READING TEXT:
┄┄┄┄┄┄
Stage 1: Open Label Dose Escalation Tolerability Study

Primary Specific Aim: To confirm that the dosage regimen of CBD, in the form of GWP42003-P recommended by the study drug manufacturer is safe and tolerated in 10 subjects with PD. GWP42003-P is started at 5 mg/kg/day and is increased by 5 mg/kg at 3 day intervals to a target dose of 25 mg/kg/day.

Secondary Specific Aim: To examine the effect of CBD on severity & duration of tremor and other conditions that are problematic in PD.

Stage 2: Randomized, Controlled Trial

Primary Specific Aim: To evaluate the safety and tolerability of CBD, in the form of GWP42003-P, in PD.

Secondary Specific Aim: To examine the effect of CBD on severity & duration of intractable tremor in PD.

Exploratory Aims:

  1. To study the effects of CBD on cognition, anxiety, psychosis, sleep, daytime sleepiness, mood, fatigue, pain, impulsivity, other motor and non-motor PD signs, restless legs syndrome and REM sleep behavior disorder.
  2. To evaluate the effects of CBD on these same conditions at a low dose.

The dose escalation tolerability study will be conducted in 10 subjects (the investigators will be recruiting up to 15 subjects to end up with 10) as an open label study lasting approximately 3 weeks followed by a 2-week safety follow up. Subjects are closely monitored as the dose is titrated. Subjects will have a screening visit, a baseline visit within the next three weeks, a visit when subjects are on 20 mg/kg/day, a final assessment visit when subjects have been on the maximal tolerated or the targeted dose for 10-15 days, and a safety visit 2 weeks later. The subject is to be on the maximal tolerated or targeted dose for 10-15 days. Subjects will be called on the 3rd day of each dose. During phone calls subjects are monitored for adverse events, especially excessive daytime sleepiness, symptoms of hepatotoxicity, as well as changes in medical history and concomitant medications. Subjects are also called 3 days after stopping the study drug to check for signs of withdrawal.
┄┄┄┄┄┄
ENTRIES SUPPLIED:
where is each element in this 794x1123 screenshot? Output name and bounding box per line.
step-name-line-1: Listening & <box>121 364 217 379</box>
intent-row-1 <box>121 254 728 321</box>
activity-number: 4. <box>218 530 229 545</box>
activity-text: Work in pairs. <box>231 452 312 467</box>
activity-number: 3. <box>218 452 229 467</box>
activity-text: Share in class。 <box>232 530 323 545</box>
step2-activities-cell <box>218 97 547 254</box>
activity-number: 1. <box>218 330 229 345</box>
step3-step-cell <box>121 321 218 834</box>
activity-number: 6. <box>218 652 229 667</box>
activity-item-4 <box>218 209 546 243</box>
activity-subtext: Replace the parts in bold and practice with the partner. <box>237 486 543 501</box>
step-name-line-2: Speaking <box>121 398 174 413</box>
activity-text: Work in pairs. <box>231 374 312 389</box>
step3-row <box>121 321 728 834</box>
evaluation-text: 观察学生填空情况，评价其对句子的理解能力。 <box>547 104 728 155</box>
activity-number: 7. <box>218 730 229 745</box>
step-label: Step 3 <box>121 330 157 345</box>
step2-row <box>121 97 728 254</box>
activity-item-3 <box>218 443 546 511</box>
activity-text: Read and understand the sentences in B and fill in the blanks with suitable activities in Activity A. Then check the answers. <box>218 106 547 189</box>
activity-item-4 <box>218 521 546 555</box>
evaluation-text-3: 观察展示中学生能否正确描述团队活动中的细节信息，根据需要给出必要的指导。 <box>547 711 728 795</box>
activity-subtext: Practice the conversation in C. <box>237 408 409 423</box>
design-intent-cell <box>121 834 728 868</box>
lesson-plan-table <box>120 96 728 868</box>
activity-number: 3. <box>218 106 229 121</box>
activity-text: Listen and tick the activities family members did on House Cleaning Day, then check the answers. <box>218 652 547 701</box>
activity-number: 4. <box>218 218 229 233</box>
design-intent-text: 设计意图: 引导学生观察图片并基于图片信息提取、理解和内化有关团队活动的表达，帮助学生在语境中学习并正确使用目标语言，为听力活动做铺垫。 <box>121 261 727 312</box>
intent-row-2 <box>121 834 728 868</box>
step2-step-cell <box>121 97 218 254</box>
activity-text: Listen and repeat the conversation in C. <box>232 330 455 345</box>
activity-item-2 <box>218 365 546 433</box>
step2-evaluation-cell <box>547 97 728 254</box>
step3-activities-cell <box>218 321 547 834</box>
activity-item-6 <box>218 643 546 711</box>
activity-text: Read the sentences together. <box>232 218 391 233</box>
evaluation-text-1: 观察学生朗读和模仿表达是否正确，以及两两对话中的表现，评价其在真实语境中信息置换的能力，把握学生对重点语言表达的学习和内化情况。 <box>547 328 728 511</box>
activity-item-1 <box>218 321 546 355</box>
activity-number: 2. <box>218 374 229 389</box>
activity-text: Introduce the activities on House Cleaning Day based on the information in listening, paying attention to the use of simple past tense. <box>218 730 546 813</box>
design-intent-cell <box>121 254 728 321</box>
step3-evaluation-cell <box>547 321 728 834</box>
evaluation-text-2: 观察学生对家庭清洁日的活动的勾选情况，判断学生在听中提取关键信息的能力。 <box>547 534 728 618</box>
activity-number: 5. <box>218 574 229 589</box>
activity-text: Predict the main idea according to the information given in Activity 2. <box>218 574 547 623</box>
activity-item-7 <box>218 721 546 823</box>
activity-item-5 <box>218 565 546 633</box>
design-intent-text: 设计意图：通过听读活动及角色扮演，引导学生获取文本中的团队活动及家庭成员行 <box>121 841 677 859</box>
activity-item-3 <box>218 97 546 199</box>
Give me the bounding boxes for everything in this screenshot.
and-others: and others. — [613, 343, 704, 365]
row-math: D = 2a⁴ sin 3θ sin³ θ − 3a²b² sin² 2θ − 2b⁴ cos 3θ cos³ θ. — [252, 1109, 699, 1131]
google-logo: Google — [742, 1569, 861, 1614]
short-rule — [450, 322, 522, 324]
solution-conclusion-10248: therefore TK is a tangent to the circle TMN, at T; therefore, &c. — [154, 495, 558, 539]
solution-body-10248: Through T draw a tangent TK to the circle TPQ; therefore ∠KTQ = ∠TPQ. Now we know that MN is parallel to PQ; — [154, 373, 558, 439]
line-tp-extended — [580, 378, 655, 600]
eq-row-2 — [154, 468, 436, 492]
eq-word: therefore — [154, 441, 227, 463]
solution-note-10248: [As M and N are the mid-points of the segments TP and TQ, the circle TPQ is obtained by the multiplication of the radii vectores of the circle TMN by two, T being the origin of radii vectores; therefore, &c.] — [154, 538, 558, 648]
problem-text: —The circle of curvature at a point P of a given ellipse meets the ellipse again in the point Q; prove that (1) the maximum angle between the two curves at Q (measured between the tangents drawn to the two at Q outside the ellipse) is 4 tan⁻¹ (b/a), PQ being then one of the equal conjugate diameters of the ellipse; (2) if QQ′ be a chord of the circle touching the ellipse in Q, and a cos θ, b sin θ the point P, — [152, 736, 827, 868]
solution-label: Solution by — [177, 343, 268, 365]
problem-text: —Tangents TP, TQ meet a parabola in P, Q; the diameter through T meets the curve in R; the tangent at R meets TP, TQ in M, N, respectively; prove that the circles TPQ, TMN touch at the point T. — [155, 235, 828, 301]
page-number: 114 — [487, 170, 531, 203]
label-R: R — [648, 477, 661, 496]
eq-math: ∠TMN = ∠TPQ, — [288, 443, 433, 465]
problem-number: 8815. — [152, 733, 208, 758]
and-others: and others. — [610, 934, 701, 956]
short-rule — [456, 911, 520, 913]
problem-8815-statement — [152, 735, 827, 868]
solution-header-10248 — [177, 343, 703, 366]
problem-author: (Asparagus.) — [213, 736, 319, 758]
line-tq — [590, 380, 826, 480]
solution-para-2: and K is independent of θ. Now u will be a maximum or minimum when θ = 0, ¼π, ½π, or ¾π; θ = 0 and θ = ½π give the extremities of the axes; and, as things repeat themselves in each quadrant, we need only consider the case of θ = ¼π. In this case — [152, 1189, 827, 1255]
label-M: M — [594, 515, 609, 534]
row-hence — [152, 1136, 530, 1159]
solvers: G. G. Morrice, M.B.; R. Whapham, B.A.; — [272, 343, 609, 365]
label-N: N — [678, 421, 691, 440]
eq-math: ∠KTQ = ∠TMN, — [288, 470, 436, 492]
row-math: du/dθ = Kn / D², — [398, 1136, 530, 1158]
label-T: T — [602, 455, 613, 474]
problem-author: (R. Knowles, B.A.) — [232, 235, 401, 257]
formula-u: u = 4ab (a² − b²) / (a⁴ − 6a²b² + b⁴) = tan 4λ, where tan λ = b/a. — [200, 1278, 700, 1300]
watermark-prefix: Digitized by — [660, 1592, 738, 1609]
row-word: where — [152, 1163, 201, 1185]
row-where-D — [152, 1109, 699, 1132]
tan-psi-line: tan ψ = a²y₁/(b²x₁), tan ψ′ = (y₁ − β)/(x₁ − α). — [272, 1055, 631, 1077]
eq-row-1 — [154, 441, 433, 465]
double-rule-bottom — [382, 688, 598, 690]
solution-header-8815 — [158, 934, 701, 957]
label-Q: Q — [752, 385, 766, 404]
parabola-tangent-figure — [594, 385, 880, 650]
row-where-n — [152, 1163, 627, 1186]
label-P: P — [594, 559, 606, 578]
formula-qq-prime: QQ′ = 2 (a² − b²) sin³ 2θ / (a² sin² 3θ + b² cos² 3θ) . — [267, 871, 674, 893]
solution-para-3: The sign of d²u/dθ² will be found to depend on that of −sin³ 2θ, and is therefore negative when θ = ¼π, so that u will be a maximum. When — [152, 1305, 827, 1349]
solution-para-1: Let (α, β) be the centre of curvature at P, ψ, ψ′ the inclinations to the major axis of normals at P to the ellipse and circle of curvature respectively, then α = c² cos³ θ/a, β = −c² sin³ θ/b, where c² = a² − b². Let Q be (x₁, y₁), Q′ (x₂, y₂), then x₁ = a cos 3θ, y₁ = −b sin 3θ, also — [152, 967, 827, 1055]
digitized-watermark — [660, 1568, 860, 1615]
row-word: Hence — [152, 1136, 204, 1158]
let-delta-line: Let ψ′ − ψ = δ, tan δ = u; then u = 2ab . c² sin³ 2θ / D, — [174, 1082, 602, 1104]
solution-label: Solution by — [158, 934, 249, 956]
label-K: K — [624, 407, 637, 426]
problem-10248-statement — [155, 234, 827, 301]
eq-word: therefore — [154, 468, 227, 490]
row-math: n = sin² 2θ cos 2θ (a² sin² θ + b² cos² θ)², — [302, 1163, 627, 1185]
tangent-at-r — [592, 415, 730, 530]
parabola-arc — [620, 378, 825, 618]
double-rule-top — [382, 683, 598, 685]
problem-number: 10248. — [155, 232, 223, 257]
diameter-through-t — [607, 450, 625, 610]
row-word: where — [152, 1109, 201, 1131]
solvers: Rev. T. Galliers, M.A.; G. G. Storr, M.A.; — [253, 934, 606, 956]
┄┄┄┄┄┄
Go on with the description of the cannabidiol study in Parkinson's disease, picking up after its last sentence. You can set the records aside.

The main study is a randomized, placebo controlled, double-blind crossover design with two treatment phases, each of approximately 7 weeks duration separated by a 3-week washout phase. In each 7 week treatment phase subjects will start study drug and titrated up to the maximum tolerated or targeted dose (25 mg/kg/day). Each subject will have a screening visit, baseline visit within 3 weeks, a low dose visit (when on 5 mg/kg/day for 10-15 days), a visit when on 20 mg/kg/day, a first end of 7 weeks treatment phase visit (subject reaches maximum tolerated or targeted dose), a start of second 7-week treatment phase visit, a low dose visit (when on 5 mg/kg/day for 10-15 days), a visit when on 20 mg/kg/day, a second end of 7 weeks treatment phase visit and a safety visit (10 visits total). At the start of second 7-week treatment phase, subjects are dispensed and instructed to take study drug for the next treatment phase. Subjects will be called every 3rd day during dose escalation and every 10th day during the dose maintenance period (up to 25 mg/kg/day). During phone calls subjects are monitored for adverse events, symptoms of hepatotoxicity, and changes in medical history and concomitant medications. Subjects are also called 3 days after stopping the study drug to check for signs of withdrawal. Further, in case CBD alters the reliability of self - report, repeated measures will be taken of a set of tests three times: at baseline, low dose and high dose. During the 10 days that subjects are on a low dose the measurements will be taken on the 3rd and 9th day by phone and at the visit on the 10th to 15th day. During the 28 days on high dose the measurements will be taken on the 12th and 22nd day by phone and at the visit on the 28th +/- 4 days. The phone assessments include the primary outcome (assessment of tolerability), SCOPA-sleep, Anxiety short form, Depression short form, Emotional and behavioral dyscontrol short form, and EQ-5D-5L.